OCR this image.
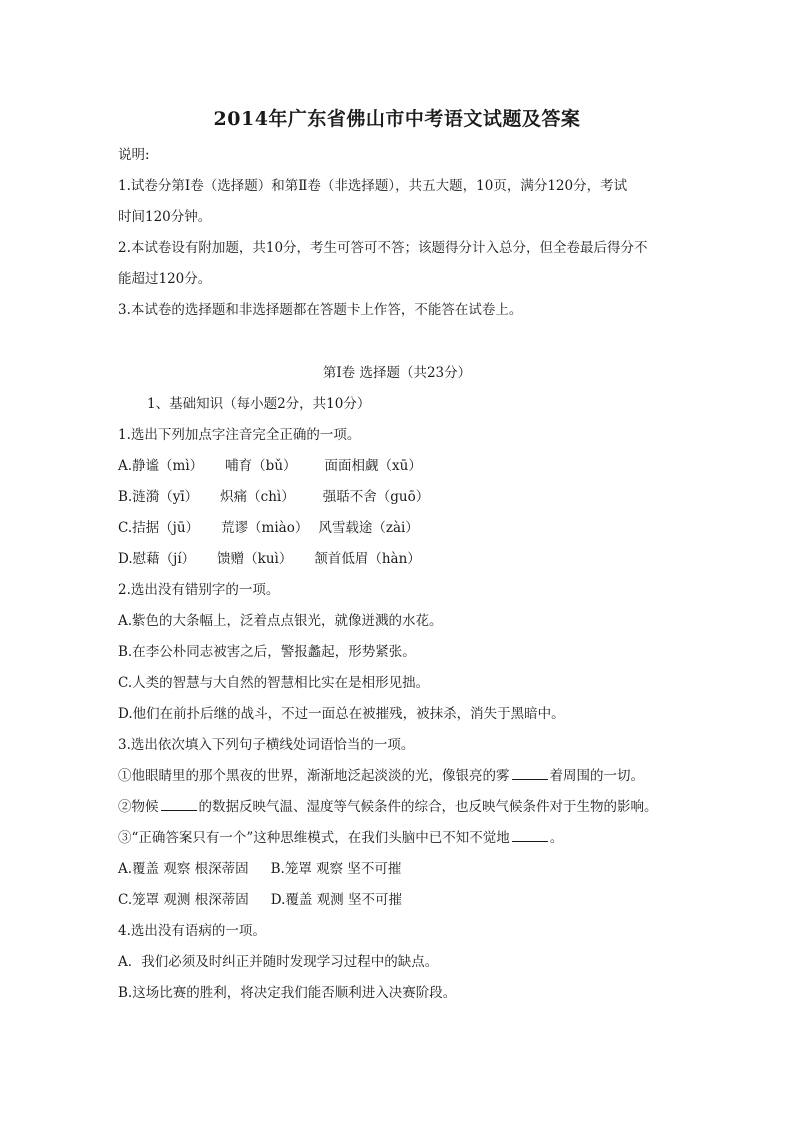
2014年广东省佛山市中考语文试题及答案
说明:
1.试卷分第Ⅰ卷（选择题）和第Ⅱ卷（非选择题），共五大题，10页，满分120分，考试
时间120分钟。
2.本试卷设有附加题，共10分，考生可答可不答；该题得分计入总分，但全卷最后得分不
能超过120分。
3.本试卷的选择题和非选择题都在答题卡上作答，不能答在试卷上。
第Ⅰ卷 选择题（共23分）
1、基础知识（每小题2分，共10分）
1.选出下列加点字注音完全正确的一项。
A.静谧（mì） 哺育（bǔ） 面面相觑（xū）
B.涟漪（yī） 炽痛（chì） 强聒不舍（guō）
C.拮据（jū） 荒谬（miào） 风雪载途（zài）
D.慰藉（jí） 馈赠（kuì） 颔首低眉（hàn）
2.选出没有错别字的一项。
A.紫色的大条幅上，泛着点点银光，就像迸溅的水花。
B.在李公朴同志被害之后，警报蠡起，形势紧张。
C.人类的智慧与大自然的智慧相比实在是相形见拙。
D.他们在前扑后继的战斗，不过一面总在被摧残，被抹杀，消失于黑暗中。
3.选出依次填入下列句子横线处词语恰当的一项。
①他眼睛里的那个黑夜的世界，渐渐地泛起淡淡的光，像银亮的雾	着周围的一切。
②物候	的数据反映气温、湿度等气候条件的综合，也反映气候条件对于生物的影响。
③“正确答案只有一个”这种思维模式，在我们头脑中已不知不觉地	。
A.覆盖 观察 根深蒂固 B.笼罩 观察 坚不可摧
C.笼罩 观测 根深蒂固 D.覆盖 观测 坚不可摧
4.选出没有语病的一项。
A．我们必须及时纠正并随时发现学习过程中的缺点。
B.这场比赛的胜利，将决定我们能否顺利进入决赛阶段。
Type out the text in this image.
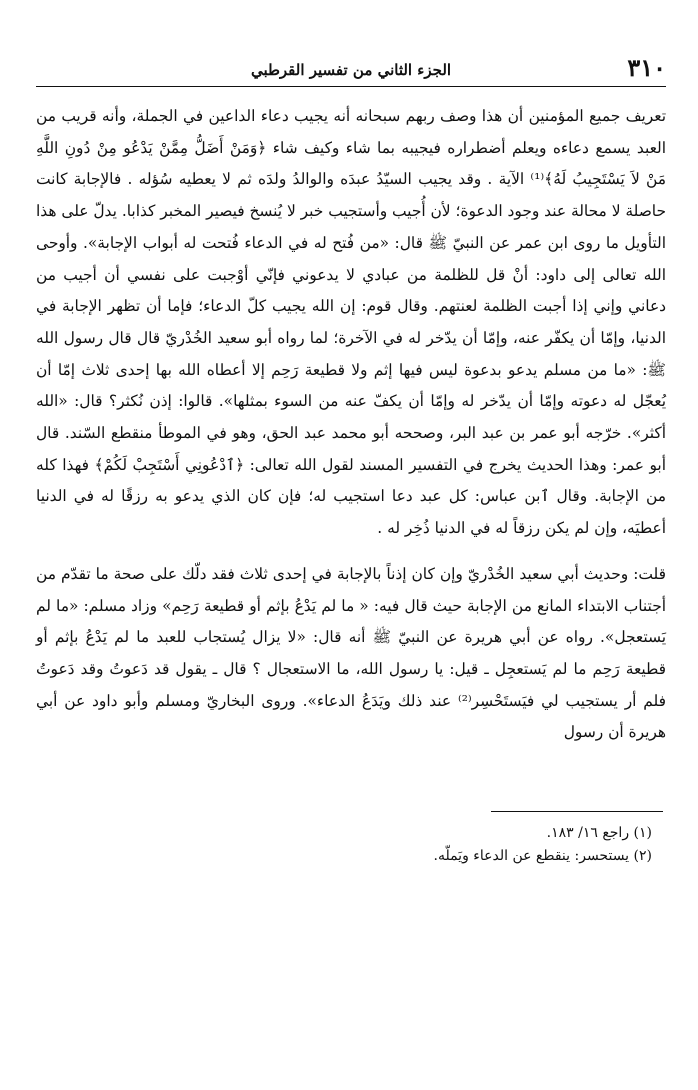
٣١٠
الجزء الثاني من تفسير القرطبي

تعريف جميع المؤمنين أن هذا وصف ربهم سبحانه أنه يجيب دعاء الداعين في الجملة، وأنه قريب من العبد يسمع دعاءه ويعلم أضطراره فيجيبه بما شاء وكيف شاء ﴿وَمَنْ أَضَلُّ مِمَّنْ يَدْعُو مِنْ دُونِ اللَّهِ مَنْ لاَ يَسْتَجِيبُ لَهُ﴾⁽¹⁾ الآية . وقد يجيب السيّدُ عبدَه والوالدُ ولدَه ثم لا يعطيه سُؤله . فالإجابة كانت حاصلة لا محالة عند وجود الدعوة؛ لأن أُجيب وأستجيب خبر لا يُنسخ فيصير المخبر كذابا. يدلّ على هذا التأويل ما روى ابن عمر عن النبيّ ﷺ قال: «من فُتح له في الدعاء فُتحت له أبواب الإجابة». وأوحى الله تعالى إلى داود: أنْ قل للظلمة من عبادي لا يدعوني فإنّي أوْجبت على نفسي أن أجيب من دعاني وإني إذا أجبت الظلمة لعنتهم. وقال قوم: إن الله يجيب كلّ الدعاء؛ فإما أن تظهر الإجابة في الدنيا، وإمّا أن يكفّر عنه، وإمّا أن يدّخر له في الآخرة؛ لما رواه أبو سعيد الخُدْريّ قال قال رسول الله ﷺ: «ما من مسلم يدعو بدعوة ليس فيها إثم ولا قطيعة رَحِم إلا أعطاه الله بها إحدى ثلاث إمّا أن يُعجّل له دعوته وإمّا أن يدّخر له وإمّا أن يكفّ عنه من السوء بمثلها». قالوا: إذن نُكثر؟ قال: «الله أكثر». خرّجه أبو عمر بن عبد البر، وصححه أبو محمد عبد الحق، وهو في الموطأ منقطع السّند. قال أبو عمر: وهذا الحديث يخرج في التفسير المسند لقول الله تعالى: ﴿ٱدْعُونِي أَسْتَجِبْ لَكُمْ﴾ فهذا كله من الإجابة. وقال ٱبن عباس: كل عبد دعا استجيب له؛ فإن كان الذي يدعو به رزقًا له في الدنيا أعطيَه، وإن لم يكن رزقاً له في الدنيا ذُخِر له .

قلت: وحديث أبي سعيد الخُدْريّ وإن كان إذناً بالإجابة في إحدى ثلاث فقد دلّك على صحة ما تقدّم من أجتناب الابتداء المانع من الإجابة حيث قال فيه: « ما لم يَدْعُ بإثم أو قطيعة رَحِم» وزاد مسلم: «ما لم يَستعجل». رواه عن أبي هريرة عن النبيّ ﷺ أنه قال: «لا يزال يُستجاب للعبد ما لم يَدْعُ بإثم أو قطيعة رَحِم ما لم يَستعجِل ـ قيل: يا رسول الله، ما الاستعجال ؟ قال ـ يقول قد دَعوتُ وقد دَعوتُ فلم أر يستجيب لي فيَستَحْسِر⁽²⁾ عند ذلك ويَدَعُ الدعاء». وروى البخاريّ ومسلم وأبو داود عن أبي هريرة أن رسول

(١) راجع ١٦/ ١٨٣.
(٢) يستحسر: ينقطع عن الدعاء ويَملّه.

....

Given instruction:
Copy all lines above containing the string "image".

Exercise solution:
OCR this image.
Type out the text in this image.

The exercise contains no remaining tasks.